__Problem__: State the number of lines, and only that number, in which the word "Внавал" appears.

__Given data__:

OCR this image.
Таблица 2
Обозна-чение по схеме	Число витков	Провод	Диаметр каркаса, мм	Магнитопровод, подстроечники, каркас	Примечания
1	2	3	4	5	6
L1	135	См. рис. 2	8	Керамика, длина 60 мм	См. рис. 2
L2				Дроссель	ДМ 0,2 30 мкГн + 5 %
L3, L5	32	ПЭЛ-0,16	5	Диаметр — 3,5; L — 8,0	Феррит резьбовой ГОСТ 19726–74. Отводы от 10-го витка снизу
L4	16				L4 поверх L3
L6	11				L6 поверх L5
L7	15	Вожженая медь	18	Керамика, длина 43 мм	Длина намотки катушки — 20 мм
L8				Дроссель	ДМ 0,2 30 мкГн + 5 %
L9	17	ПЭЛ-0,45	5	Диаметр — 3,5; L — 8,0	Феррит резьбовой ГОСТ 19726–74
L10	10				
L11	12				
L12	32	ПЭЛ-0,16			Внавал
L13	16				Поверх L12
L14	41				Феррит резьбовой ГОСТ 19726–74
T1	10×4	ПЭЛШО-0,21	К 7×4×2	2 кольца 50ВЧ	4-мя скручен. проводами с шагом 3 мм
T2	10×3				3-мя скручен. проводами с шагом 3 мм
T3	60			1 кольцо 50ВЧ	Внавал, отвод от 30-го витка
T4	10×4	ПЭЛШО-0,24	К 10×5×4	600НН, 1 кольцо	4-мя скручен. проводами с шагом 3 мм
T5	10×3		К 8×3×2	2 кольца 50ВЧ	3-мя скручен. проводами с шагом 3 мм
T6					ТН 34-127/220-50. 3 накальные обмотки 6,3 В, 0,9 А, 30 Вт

---

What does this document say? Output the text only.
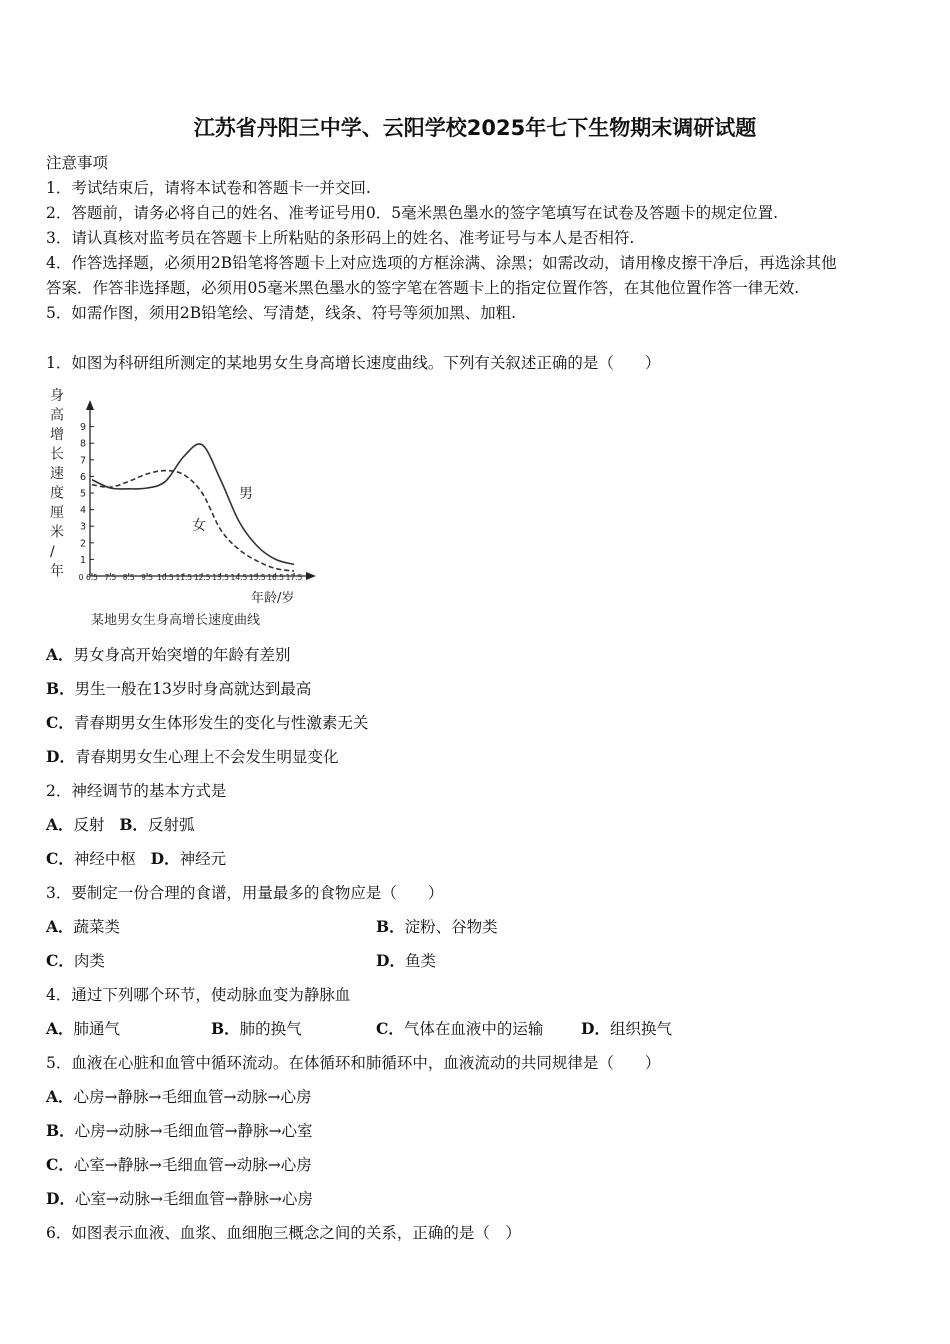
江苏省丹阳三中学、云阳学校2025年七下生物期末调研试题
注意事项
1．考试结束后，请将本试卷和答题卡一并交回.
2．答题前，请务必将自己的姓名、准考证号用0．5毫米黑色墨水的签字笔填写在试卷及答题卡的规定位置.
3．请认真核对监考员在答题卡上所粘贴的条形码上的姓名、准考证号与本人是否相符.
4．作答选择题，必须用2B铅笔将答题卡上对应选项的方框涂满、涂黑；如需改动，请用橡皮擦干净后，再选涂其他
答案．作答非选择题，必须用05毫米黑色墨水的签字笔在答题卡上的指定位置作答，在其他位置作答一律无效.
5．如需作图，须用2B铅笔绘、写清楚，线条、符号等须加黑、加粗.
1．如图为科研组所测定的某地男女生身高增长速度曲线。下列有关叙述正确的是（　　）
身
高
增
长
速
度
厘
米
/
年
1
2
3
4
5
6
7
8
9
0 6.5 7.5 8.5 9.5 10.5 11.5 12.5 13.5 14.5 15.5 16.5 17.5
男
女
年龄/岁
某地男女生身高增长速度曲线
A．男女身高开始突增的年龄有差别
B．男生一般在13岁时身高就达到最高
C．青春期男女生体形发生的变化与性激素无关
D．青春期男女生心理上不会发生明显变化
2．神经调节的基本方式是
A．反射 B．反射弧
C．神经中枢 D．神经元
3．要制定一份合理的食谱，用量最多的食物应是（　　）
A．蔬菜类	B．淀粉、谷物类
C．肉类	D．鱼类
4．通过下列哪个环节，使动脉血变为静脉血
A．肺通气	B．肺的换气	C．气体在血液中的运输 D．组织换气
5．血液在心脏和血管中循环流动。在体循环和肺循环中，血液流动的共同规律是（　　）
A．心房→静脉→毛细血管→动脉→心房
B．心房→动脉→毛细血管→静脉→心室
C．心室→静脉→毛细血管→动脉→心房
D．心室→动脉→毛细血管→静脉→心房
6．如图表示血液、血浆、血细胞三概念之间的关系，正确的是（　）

__The completed task__: 2